DIRECTIONS: Look over the lines below. Report each one that includes the string "outcomes".

GIVEN RECORDS:
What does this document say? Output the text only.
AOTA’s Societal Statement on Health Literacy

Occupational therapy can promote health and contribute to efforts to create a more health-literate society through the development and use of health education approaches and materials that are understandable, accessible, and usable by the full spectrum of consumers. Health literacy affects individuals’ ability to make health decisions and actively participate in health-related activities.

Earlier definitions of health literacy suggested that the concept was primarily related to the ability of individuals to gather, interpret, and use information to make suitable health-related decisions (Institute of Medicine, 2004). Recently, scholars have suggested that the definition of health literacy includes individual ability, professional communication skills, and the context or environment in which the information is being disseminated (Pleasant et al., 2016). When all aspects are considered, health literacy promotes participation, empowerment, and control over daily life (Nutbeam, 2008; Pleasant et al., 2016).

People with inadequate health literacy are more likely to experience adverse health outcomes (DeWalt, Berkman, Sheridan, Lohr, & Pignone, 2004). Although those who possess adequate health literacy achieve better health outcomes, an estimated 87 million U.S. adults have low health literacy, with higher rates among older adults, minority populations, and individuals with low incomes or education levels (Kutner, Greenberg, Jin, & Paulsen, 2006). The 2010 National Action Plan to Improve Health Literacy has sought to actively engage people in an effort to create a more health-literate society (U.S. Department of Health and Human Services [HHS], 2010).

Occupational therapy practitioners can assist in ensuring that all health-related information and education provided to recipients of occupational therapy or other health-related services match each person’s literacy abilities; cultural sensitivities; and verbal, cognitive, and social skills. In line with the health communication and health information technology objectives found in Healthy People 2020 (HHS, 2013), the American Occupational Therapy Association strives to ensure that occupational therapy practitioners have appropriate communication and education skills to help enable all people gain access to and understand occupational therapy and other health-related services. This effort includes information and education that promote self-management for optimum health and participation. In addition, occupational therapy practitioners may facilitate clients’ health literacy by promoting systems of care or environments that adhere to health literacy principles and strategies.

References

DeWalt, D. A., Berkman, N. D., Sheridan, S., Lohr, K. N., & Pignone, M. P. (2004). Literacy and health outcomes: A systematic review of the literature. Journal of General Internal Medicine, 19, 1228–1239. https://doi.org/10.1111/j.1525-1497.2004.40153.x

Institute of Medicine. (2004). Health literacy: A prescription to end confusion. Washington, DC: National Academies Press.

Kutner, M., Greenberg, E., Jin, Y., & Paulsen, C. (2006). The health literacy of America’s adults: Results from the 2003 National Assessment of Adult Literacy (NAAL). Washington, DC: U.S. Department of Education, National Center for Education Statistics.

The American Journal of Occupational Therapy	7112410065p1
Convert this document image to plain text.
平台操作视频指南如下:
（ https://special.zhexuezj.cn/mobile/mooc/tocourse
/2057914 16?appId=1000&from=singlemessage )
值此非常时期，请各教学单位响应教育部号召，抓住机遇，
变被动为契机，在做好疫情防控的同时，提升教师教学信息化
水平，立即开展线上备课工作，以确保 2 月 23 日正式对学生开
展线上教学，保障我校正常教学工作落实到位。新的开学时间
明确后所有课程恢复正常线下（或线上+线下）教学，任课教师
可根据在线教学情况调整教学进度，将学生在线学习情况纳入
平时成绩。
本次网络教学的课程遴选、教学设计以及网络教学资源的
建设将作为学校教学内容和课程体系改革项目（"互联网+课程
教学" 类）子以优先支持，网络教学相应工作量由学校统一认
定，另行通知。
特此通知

FULL ANSWER:
People with inadequate health literacy are more likely to experience adverse health outcomes (DeWalt, Berkman, Sheridan, Lohr, & Pignone, 2004). Although those who possess adequate health literacy achieve better health outcomes, an estimated 87 million U.S. adults have low health literacy, with higher rates among older adults, minority populations, and individuals with low incomes or education levels (Kutner, Greenberg, Jin, & Paulsen, 2006). The 2010 National Action Plan to Improve Health Literacy has sought to actively engage people in an effort to create a more health-literate society (U.S. Department of Health and Human Services [HHS], 2010).
DeWalt, D. A., Berkman, N. D., Sheridan, S., Lohr, K. N., & Pignone, M. P. (2004). Literacy and health outcomes: A systematic review of the literature. Journal of General Internal Medicine, 19, 1228–1239. https://doi.org/10.1111/j.1525-1497.2004.40153.x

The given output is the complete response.